Exercise brief: Quote the records that follow in full and exactly; leave out the pictures.

——————————

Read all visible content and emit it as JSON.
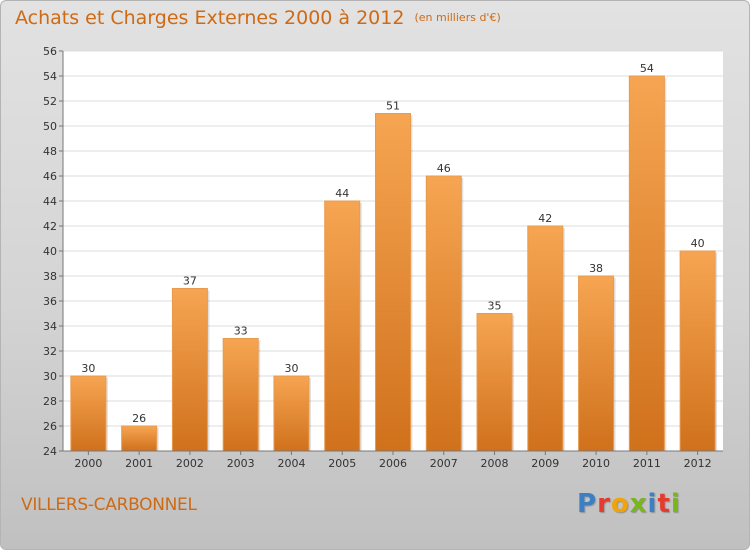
{
  "header": {
    "title": "Achats et Charges Externes 2000 à 2012",
    "subtitle": "(en milliers d'€)"
  },
  "footer": {
    "commune": "VILLERS-CARBONNEL",
    "logo_text": "Proxiti",
    "logo_colors": [
      "#3b7fc4",
      "#e63a2e",
      "#f0a30a",
      "#7ab51d",
      "#3b7fc4",
      "#e63a2e",
      "#7ab51d"
    ]
  },
  "colors": {
    "bar_top": "#f6a552",
    "bar_bottom": "#d0711c",
    "accent": "#cf6a14"
  },
  "chart_data": {
    "type": "bar",
    "title": "Achats et Charges Externes 2000 à 2012",
    "subtitle": "(en milliers d'€)",
    "categories": [
      "2000",
      "2001",
      "2002",
      "2003",
      "2004",
      "2005",
      "2006",
      "2007",
      "2008",
      "2009",
      "2010",
      "2011",
      "2012"
    ],
    "values": [
      30,
      26,
      37,
      33,
      30,
      44,
      51,
      46,
      35,
      42,
      38,
      54,
      40
    ],
    "ylim": [
      24,
      56
    ],
    "yticks": [
      24,
      26,
      28,
      30,
      32,
      34,
      36,
      38,
      40,
      42,
      44,
      46,
      48,
      50,
      52,
      54,
      56
    ],
    "grid": true,
    "data_labels": true
  }
}
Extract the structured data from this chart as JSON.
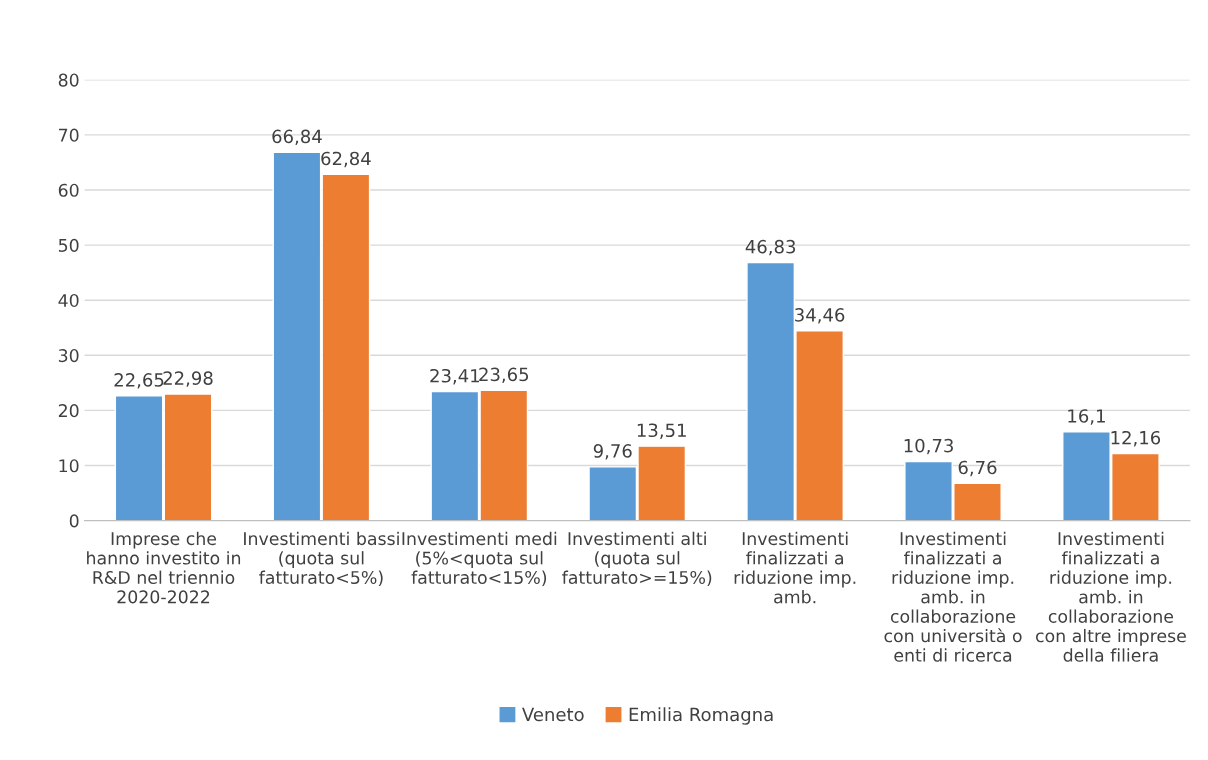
{
  "chart_data": {
    "type": "bar",
    "categories": [
      "Imprese che\nhanno investito in\nR&D nel triennio\n2020-2022",
      "Investimenti bassi\n(quota sul\nfatturato<5%)",
      "Investimenti medi\n(5%<quota sul\nfatturato<15%)",
      "Investimenti alti\n(quota sul\nfatturato>=15%)",
      "Investimenti\nfinalizzati a\nriduzione imp.\namb.",
      "Investimenti\nfinalizzati a\nriduzione imp.\namb. in\ncollaborazione\ncon università o\nenti di ricerca",
      "Investimenti\nfinalizzati a\nriduzione imp.\namb. in\ncollaborazione\ncon altre imprese\ndella filiera"
    ],
    "series": [
      {
        "name": "Veneto",
        "color": "#5b9bd5",
        "values": [
          22.65,
          66.84,
          23.41,
          9.76,
          46.83,
          10.73,
          16.1
        ],
        "value_labels": [
          "22,65",
          "66,84",
          "23,41",
          "9,76",
          "46,83",
          "10,73",
          "16,1"
        ]
      },
      {
        "name": "Emilia Romagna",
        "color": "#ed7d31",
        "values": [
          22.98,
          62.84,
          23.65,
          13.51,
          34.46,
          6.76,
          12.16
        ],
        "value_labels": [
          "22,98",
          "62,84",
          "23,65",
          "13,51",
          "34,46",
          "6,76",
          "12,16"
        ]
      }
    ],
    "ylim": [
      0,
      80
    ],
    "yticks": [
      0,
      10,
      20,
      30,
      40,
      50,
      60,
      70,
      80
    ],
    "grid": "y",
    "legend": "bottom"
  }
}
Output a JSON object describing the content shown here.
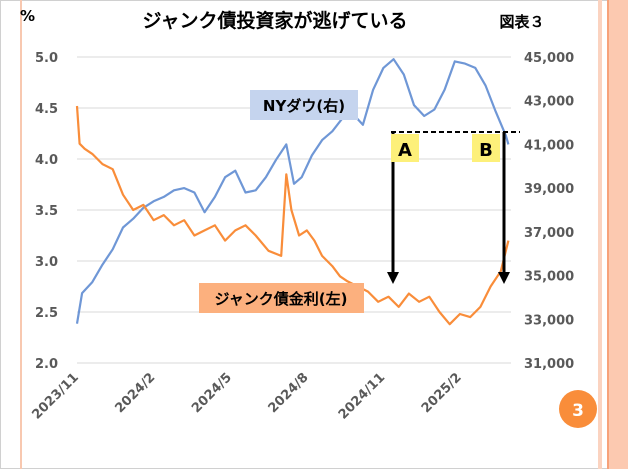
{
  "chart_data": {
    "type": "line",
    "title": "ジャンク債投資家が逃げている",
    "figure_label": "図表３",
    "left_unit": "%",
    "left_ticks": [
      "5.0",
      "4.5",
      "4.0",
      "3.5",
      "3.0",
      "2.5",
      "2.0"
    ],
    "right_ticks": [
      "45,000",
      "43,000",
      "41,000",
      "39,000",
      "37,000",
      "35,000",
      "33,000",
      "31,000"
    ],
    "ylim_left": [
      2.0,
      5.0
    ],
    "ylim_right": [
      31000,
      45000
    ],
    "x_ticks": [
      "2023/11",
      "2024/2",
      "2024/5",
      "2024/8",
      "2024/11",
      "2025/2"
    ],
    "x_range_months": [
      0,
      17
    ],
    "series": [
      {
        "name": "ジャンク債金利(左)",
        "axis": "left",
        "color": "#f98d3a",
        "x": [
          0,
          0.1,
          0.3,
          0.6,
          1,
          1.4,
          1.8,
          2.2,
          2.6,
          3,
          3.4,
          3.8,
          4.2,
          4.6,
          5,
          5.4,
          5.8,
          6.2,
          6.6,
          7,
          7.5,
          8,
          8.2,
          8.4,
          8.7,
          9,
          9.3,
          9.6,
          10,
          10.3,
          10.6,
          11,
          11.4,
          11.8,
          12.2,
          12.6,
          13,
          13.4,
          13.8,
          14.2,
          14.6,
          15,
          15.4,
          15.8,
          16.2,
          16.6,
          16.9
        ],
        "values": [
          4.52,
          4.15,
          4.1,
          4.05,
          3.95,
          3.9,
          3.65,
          3.5,
          3.55,
          3.4,
          3.45,
          3.35,
          3.4,
          3.25,
          3.3,
          3.35,
          3.2,
          3.3,
          3.35,
          3.25,
          3.1,
          3.05,
          3.85,
          3.5,
          3.25,
          3.3,
          3.2,
          3.05,
          2.95,
          2.85,
          2.8,
          2.75,
          2.7,
          2.6,
          2.65,
          2.55,
          2.68,
          2.6,
          2.65,
          2.5,
          2.38,
          2.48,
          2.45,
          2.55,
          2.75,
          2.9,
          3.2
        ]
      },
      {
        "name": "NYダウ(右)",
        "axis": "right",
        "color": "#6f97d6",
        "x": [
          0,
          0.2,
          0.6,
          1,
          1.4,
          1.8,
          2.2,
          2.6,
          3,
          3.4,
          3.8,
          4.2,
          4.6,
          5,
          5.4,
          5.8,
          6.2,
          6.6,
          7,
          7.4,
          7.8,
          8.2,
          8.5,
          8.8,
          9.2,
          9.6,
          10,
          10.4,
          10.8,
          11.2,
          11.6,
          12,
          12.4,
          12.8,
          13.2,
          13.6,
          14,
          14.4,
          14.8,
          15.2,
          15.6,
          16,
          16.4,
          16.8,
          16.9
        ],
        "values": [
          32800,
          34200,
          34700,
          35500,
          36200,
          37200,
          37600,
          38100,
          38400,
          38600,
          38900,
          39000,
          38800,
          37900,
          38600,
          39500,
          39800,
          38800,
          38900,
          39500,
          40300,
          41000,
          39200,
          39500,
          40500,
          41200,
          41600,
          42200,
          42400,
          41900,
          43500,
          44500,
          44900,
          44200,
          42800,
          42300,
          42600,
          43500,
          44800,
          44700,
          44500,
          43700,
          42500,
          41400,
          41000
        ]
      }
    ],
    "annotations": [
      "NYダウ(右)",
      "ジャンク債金利(左)",
      "A",
      "B"
    ],
    "page_badge": "3"
  }
}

——————————

Complete output:
Read all visible content and emit it as JSON.
{
  "header": {
    "title": "Achats et Charges Externes 2000 à 2012",
    "subtitle": "(en milliers d'€)"
  },
  "footer": {
    "commune": "VILLERS-CARBONNEL",
    "logo_text": "Proxiti",
    "logo_colors": [
      "#3b7fc4",
      "#e63a2e",
      "#f0a30a",
      "#7ab51d",
      "#3b7fc4",
      "#e63a2e",
      "#7ab51d"
    ]
  },
  "colors": {
    "bar_top": "#f6a552",
    "bar_bottom": "#d0711c",
    "accent": "#cf6a14"
  },
  "chart_data": {
    "type": "bar",
    "title": "Achats et Charges Externes 2000 à 2012",
    "subtitle": "(en milliers d'€)",
    "categories": [
      "2000",
      "2001",
      "2002",
      "2003",
      "2004",
      "2005",
      "2006",
      "2007",
      "2008",
      "2009",
      "2010",
      "2011",
      "2012"
    ],
    "values": [
      30,
      26,
      37,
      33,
      30,
      44,
      51,
      46,
      35,
      42,
      38,
      54,
      40
    ],
    "ylim": [
      24,
      56
    ],
    "yticks": [
      24,
      26,
      28,
      30,
      32,
      34,
      36,
      38,
      40,
      42,
      44,
      46,
      48,
      50,
      52,
      54,
      56
    ],
    "grid": true,
    "data_labels": true
  }
}
Extract the structured data from this chart as JSON.
{
  "chart_data": {
    "type": "bar",
    "categories": [
      "Imprese che\nhanno investito in\nR&D nel triennio\n2020-2022",
      "Investimenti bassi\n(quota sul\nfatturato<5%)",
      "Investimenti medi\n(5%<quota sul\nfatturato<15%)",
      "Investimenti alti\n(quota sul\nfatturato>=15%)",
      "Investimenti\nfinalizzati a\nriduzione imp.\namb.",
      "Investimenti\nfinalizzati a\nriduzione imp.\namb. in\ncollaborazione\ncon università o\nenti di ricerca",
      "Investimenti\nfinalizzati a\nriduzione imp.\namb. in\ncollaborazione\ncon altre imprese\ndella filiera"
    ],
    "series": [
      {
        "name": "Veneto",
        "color": "#5b9bd5",
        "values": [
          22.65,
          66.84,
          23.41,
          9.76,
          46.83,
          10.73,
          16.1
        ],
        "value_labels": [
          "22,65",
          "66,84",
          "23,41",
          "9,76",
          "46,83",
          "10,73",
          "16,1"
        ]
      },
      {
        "name": "Emilia Romagna",
        "color": "#ed7d31",
        "values": [
          22.98,
          62.84,
          23.65,
          13.51,
          34.46,
          6.76,
          12.16
        ],
        "value_labels": [
          "22,98",
          "62,84",
          "23,65",
          "13,51",
          "34,46",
          "6,76",
          "12,16"
        ]
      }
    ],
    "ylim": [
      0,
      80
    ],
    "yticks": [
      0,
      10,
      20,
      30,
      40,
      50,
      60,
      70,
      80
    ],
    "grid": "y",
    "legend": "bottom"
  }
}
Output a JSON object describing the content shown here.
{
  "chart_data": {
    "type": "line",
    "title": "ジャンク債投資家が逃げている",
    "figure_label": "図表３",
    "left_unit": "%",
    "left_ticks": [
      "5.0",
      "4.5",
      "4.0",
      "3.5",
      "3.0",
      "2.5",
      "2.0"
    ],
    "right_ticks": [
      "45,000",
      "43,000",
      "41,000",
      "39,000",
      "37,000",
      "35,000",
      "33,000",
      "31,000"
    ],
    "ylim_left": [
      2.0,
      5.0
    ],
    "ylim_right": [
      31000,
      45000
    ],
    "x_ticks": [
      "2023/11",
      "2024/2",
      "2024/5",
      "2024/8",
      "2024/11",
      "2025/2"
    ],
    "x_range_months": [
      0,
      17
    ],
    "series": [
      {
        "name": "ジャンク債金利(左)",
        "axis": "left",
        "color": "#f98d3a",
        "x": [
          0,
          0.1,
          0.3,
          0.6,
          1,
          1.4,
          1.8,
          2.2,
          2.6,
          3,
          3.4,
          3.8,
          4.2,
          4.6,
          5,
          5.4,
          5.8,
          6.2,
          6.6,
          7,
          7.5,
          8,
          8.2,
          8.4,
          8.7,
          9,
          9.3,
          9.6,
          10,
          10.3,
          10.6,
          11,
          11.4,
          11.8,
          12.2,
          12.6,
          13,
          13.4,
          13.8,
          14.2,
          14.6,
          15,
          15.4,
          15.8,
          16.2,
          16.6,
          16.9
        ],
        "values": [
          4.52,
          4.15,
          4.1,
          4.05,
          3.95,
          3.9,
          3.65,
          3.5,
          3.55,
          3.4,
          3.45,
          3.35,
          3.4,
          3.25,
          3.3,
          3.35,
          3.2,
          3.3,
          3.35,
          3.25,
          3.1,
          3.05,
          3.85,
          3.5,
          3.25,
          3.3,
          3.2,
          3.05,
          2.95,
          2.85,
          2.8,
          2.75,
          2.7,
          2.6,
          2.65,
          2.55,
          2.68,
          2.6,
          2.65,
          2.5,
          2.38,
          2.48,
          2.45,
          2.55,
          2.75,
          2.9,
          3.2
        ]
      },
      {
        "name": "NYダウ(右)",
        "axis": "right",
        "color": "#6f97d6",
        "x": [
          0,
          0.2,
          0.6,
          1,
          1.4,
          1.8,
          2.2,
          2.6,
          3,
          3.4,
          3.8,
          4.2,
          4.6,
          5,
          5.4,
          5.8,
          6.2,
          6.6,
          7,
          7.4,
          7.8,
          8.2,
          8.5,
          8.8,
          9.2,
          9.6,
          10,
          10.4,
          10.8,
          11.2,
          11.6,
          12,
          12.4,
          12.8,
          13.2,
          13.6,
          14,
          14.4,
          14.8,
          15.2,
          15.6,
          16,
          16.4,
          16.8,
          16.9
        ],
        "values": [
          32800,
          34200,
          34700,
          35500,
          36200,
          37200,
          37600,
          38100,
          38400,
          38600,
          38900,
          39000,
          38800,
          37900,
          38600,
          39500,
          39800,
          38800,
          38900,
          39500,
          40300,
          41000,
          39200,
          39500,
          40500,
          41200,
          41600,
          42200,
          42400,
          41900,
          43500,
          44500,
          44900,
          44200,
          42800,
          42300,
          42600,
          43500,
          44800,
          44700,
          44500,
          43700,
          42500,
          41400,
          41000
        ]
      }
    ],
    "annotations": [
      "NYダウ(右)",
      "ジャンク債金利(左)",
      "A",
      "B"
    ],
    "page_badge": "3"
  }
}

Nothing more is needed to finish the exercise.